▶ _Information provided_

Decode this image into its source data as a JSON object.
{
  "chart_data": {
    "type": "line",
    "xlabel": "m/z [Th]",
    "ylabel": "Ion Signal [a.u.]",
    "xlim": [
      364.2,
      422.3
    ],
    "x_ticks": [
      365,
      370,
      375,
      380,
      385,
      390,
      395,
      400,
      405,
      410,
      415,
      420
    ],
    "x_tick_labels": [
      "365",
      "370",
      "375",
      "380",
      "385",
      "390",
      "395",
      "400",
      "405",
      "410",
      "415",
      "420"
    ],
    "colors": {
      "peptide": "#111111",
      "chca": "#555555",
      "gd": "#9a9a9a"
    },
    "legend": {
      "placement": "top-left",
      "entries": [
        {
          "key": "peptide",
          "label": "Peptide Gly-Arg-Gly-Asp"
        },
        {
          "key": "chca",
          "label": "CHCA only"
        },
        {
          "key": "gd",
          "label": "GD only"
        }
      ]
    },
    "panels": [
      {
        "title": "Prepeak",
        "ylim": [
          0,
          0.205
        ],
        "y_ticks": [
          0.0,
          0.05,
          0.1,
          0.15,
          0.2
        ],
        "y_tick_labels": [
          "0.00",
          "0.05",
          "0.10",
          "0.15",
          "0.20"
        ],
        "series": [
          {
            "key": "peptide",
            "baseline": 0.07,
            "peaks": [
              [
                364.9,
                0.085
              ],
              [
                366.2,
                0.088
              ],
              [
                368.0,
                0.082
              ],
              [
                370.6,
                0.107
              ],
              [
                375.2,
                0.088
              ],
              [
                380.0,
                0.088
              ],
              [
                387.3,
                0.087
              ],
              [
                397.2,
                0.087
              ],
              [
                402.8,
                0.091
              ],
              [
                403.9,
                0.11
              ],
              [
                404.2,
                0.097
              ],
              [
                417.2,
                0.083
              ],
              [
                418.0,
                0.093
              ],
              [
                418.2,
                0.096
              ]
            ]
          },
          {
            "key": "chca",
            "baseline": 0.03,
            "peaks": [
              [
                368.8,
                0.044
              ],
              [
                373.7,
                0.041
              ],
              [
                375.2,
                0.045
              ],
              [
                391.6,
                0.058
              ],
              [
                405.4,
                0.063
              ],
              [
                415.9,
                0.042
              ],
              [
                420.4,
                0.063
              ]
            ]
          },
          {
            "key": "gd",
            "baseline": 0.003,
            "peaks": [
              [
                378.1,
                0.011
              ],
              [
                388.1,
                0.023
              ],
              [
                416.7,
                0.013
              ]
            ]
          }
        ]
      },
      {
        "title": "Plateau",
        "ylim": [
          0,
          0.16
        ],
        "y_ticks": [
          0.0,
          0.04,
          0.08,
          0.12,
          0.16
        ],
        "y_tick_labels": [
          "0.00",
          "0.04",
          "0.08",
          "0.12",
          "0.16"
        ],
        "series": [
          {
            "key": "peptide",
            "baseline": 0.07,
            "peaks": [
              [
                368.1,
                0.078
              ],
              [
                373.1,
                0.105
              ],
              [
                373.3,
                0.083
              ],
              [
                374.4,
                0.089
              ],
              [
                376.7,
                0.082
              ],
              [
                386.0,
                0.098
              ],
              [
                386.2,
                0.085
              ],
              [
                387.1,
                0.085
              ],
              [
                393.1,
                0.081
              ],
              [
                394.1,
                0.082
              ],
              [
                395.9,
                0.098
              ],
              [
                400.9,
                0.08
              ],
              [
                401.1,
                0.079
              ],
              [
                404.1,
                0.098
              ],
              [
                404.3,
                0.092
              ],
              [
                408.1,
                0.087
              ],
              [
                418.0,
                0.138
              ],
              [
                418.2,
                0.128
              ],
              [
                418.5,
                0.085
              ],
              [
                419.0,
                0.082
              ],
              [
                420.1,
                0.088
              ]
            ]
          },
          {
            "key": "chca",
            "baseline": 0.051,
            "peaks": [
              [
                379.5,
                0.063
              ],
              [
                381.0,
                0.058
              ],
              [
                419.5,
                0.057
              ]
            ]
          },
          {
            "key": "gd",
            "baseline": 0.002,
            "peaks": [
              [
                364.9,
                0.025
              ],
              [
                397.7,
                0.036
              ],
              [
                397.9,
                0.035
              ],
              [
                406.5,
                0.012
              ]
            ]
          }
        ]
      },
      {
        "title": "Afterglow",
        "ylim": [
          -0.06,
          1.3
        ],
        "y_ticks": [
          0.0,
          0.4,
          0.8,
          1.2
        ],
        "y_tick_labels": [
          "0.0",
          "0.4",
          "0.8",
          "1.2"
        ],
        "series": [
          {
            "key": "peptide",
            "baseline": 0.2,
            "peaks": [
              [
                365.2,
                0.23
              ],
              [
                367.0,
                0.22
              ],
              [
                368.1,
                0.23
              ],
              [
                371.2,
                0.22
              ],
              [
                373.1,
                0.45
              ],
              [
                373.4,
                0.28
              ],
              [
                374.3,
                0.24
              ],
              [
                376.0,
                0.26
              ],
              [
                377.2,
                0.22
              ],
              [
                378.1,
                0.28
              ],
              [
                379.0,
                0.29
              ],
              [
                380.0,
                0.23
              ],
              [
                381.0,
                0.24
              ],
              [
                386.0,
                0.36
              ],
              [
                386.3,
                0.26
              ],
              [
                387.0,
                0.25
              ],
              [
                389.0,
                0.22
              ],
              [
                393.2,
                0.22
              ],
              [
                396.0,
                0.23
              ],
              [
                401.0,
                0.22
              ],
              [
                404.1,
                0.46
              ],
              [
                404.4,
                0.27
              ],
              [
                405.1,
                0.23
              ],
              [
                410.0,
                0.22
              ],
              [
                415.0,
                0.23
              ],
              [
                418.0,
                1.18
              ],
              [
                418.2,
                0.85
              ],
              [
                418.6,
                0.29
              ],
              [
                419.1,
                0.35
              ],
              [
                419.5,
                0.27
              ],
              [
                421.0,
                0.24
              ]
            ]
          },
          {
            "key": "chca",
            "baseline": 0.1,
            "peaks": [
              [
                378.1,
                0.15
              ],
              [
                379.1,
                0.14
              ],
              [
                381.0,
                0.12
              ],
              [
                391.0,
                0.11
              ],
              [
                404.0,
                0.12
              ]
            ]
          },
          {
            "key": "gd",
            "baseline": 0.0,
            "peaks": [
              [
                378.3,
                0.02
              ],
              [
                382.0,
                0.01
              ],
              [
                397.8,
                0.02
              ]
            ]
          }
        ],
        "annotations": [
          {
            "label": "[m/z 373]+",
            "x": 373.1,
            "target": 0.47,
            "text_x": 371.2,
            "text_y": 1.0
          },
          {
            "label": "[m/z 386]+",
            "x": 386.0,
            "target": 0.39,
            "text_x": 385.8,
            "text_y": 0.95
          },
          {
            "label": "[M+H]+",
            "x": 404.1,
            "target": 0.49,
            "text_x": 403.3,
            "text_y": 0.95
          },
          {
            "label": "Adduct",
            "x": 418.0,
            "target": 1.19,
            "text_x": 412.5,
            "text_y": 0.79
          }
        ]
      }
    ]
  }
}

▶ _Goal of the exercise_
The lines holding the word "target" are the answer. Pull them out of the records and copy them.

▶ _Response below_
            "target": 0.47,
            "target": 0.39,
            "target": 0.49,
            "target": 1.19,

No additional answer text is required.